■ **Exercise objective**: Return all lines in the material below that contain "Clampfit".

Records that describe figures:
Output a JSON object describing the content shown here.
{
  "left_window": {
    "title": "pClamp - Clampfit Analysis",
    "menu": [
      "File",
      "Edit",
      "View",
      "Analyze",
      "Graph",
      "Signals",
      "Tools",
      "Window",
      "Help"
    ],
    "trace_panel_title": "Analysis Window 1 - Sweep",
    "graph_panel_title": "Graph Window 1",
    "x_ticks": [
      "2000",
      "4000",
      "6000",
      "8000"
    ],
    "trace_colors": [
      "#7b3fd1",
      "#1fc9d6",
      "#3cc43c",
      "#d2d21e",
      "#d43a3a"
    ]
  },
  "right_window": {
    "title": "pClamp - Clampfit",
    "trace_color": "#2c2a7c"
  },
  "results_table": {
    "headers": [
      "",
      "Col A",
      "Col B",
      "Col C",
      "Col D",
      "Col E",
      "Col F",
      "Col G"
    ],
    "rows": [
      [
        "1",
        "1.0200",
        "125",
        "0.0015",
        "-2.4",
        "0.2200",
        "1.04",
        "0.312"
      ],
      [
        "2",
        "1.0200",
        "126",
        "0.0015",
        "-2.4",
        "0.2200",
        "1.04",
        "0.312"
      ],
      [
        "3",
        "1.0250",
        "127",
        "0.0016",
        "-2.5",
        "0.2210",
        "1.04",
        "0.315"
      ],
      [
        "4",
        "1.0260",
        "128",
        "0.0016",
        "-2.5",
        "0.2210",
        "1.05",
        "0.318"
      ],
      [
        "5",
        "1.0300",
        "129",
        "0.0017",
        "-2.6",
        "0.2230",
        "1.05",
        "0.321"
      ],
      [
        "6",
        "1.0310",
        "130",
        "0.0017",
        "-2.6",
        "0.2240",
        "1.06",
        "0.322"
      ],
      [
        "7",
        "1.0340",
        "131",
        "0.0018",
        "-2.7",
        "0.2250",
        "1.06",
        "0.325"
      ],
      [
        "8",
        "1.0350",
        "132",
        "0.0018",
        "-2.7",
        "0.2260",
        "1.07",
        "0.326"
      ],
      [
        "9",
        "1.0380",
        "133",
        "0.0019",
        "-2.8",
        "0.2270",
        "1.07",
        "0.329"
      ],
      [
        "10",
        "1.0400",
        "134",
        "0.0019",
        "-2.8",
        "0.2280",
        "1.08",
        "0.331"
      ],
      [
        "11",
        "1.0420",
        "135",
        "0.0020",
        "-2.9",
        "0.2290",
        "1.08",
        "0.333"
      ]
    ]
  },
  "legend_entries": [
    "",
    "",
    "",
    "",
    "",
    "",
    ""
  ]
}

...

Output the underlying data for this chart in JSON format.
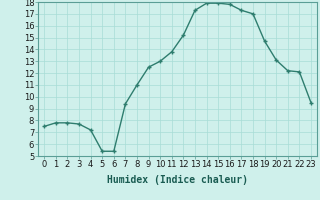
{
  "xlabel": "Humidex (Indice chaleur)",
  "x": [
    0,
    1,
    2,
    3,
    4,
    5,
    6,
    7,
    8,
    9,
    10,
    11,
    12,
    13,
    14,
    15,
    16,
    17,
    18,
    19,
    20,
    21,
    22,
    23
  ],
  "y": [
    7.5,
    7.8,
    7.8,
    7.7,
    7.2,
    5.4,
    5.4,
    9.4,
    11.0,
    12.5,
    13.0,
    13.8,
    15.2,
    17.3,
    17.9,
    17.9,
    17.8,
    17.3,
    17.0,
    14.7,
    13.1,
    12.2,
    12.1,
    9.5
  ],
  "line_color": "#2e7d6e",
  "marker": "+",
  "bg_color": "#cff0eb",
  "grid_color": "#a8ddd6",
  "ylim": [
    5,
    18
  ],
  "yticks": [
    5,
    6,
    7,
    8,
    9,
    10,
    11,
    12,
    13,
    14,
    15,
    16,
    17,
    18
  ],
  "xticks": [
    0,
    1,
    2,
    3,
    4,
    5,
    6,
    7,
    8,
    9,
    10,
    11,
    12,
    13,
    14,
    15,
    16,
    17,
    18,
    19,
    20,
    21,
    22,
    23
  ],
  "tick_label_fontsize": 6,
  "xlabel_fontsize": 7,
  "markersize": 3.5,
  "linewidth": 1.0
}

■ **Answer to the exercise**:
    "title": "pClamp - Clampfit Analysis",
    "title": "pClamp - Clampfit",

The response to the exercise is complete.